──────── SOURCE RECORDS

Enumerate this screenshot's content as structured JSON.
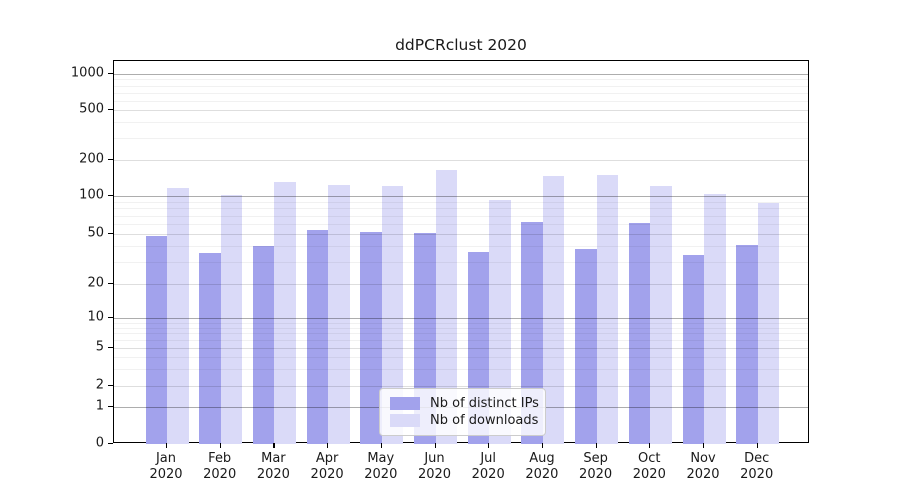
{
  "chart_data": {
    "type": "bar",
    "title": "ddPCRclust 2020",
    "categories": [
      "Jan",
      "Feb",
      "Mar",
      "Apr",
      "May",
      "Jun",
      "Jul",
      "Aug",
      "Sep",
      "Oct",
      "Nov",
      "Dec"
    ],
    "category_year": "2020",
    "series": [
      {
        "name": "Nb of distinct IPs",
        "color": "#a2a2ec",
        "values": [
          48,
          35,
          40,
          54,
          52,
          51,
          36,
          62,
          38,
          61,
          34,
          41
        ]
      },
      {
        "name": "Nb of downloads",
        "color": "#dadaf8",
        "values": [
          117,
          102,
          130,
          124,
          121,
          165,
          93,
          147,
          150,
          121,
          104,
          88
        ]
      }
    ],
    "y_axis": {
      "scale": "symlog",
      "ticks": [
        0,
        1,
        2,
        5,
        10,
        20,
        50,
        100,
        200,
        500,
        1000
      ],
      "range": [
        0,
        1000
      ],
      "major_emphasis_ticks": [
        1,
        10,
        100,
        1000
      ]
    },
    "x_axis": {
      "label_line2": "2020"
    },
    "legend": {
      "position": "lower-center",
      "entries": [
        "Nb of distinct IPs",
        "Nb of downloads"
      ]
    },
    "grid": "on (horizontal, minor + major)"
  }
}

────────────────

WORK TO DO: Where a line in the entries holds "distinct", copy that line.

EXERCISE OUTPUT:
        "name": "Nb of distinct IPs",
        "Nb of distinct IPs",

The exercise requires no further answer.